**Problem**. The records below should be written out again, exactly.

Dataset rows
"""

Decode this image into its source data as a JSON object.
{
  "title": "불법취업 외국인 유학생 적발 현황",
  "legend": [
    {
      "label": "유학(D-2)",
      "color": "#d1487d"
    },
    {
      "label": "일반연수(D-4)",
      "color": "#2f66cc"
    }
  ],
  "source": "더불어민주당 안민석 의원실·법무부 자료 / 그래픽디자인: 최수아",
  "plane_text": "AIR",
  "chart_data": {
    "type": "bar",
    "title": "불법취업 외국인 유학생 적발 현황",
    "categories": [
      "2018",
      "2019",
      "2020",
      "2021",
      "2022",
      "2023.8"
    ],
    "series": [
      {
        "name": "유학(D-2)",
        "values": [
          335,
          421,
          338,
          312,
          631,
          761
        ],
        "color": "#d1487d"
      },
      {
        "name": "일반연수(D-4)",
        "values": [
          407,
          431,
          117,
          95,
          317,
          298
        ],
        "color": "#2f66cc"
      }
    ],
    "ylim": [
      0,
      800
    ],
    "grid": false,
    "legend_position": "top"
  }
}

"""

**The reply**.
Decode this image into its source data as a JSON object.
{
  "title": "불법취업 외국인 유학생 적발 현황",
  "legend": [
    {
      "label": "유학(D-2)",
      "color": "#d1487d"
    },
    {
      "label": "일반연수(D-4)",
      "color": "#2f66cc"
    }
  ],
  "source": "더불어민주당 안민석 의원실·법무부 자료 / 그래픽디자인: 최수아",
  "plane_text": "AIR",
  "chart_data": {
    "type": "bar",
    "title": "불법취업 외국인 유학생 적발 현황",
    "categories": [
      "2018",
      "2019",
      "2020",
      "2021",
      "2022",
      "2023.8"
    ],
    "series": [
      {
        "name": "유학(D-2)",
        "values": [
          335,
          421,
          338,
          312,
          631,
          761
        ],
        "color": "#d1487d"
      },
      {
        "name": "일반연수(D-4)",
        "values": [
          407,
          431,
          117,
          95,
          317,
          298
        ],
        "color": "#2f66cc"
      }
    ],
    "ylim": [
      0,
      800
    ],
    "grid": false,
    "legend_position": "top"
  }
}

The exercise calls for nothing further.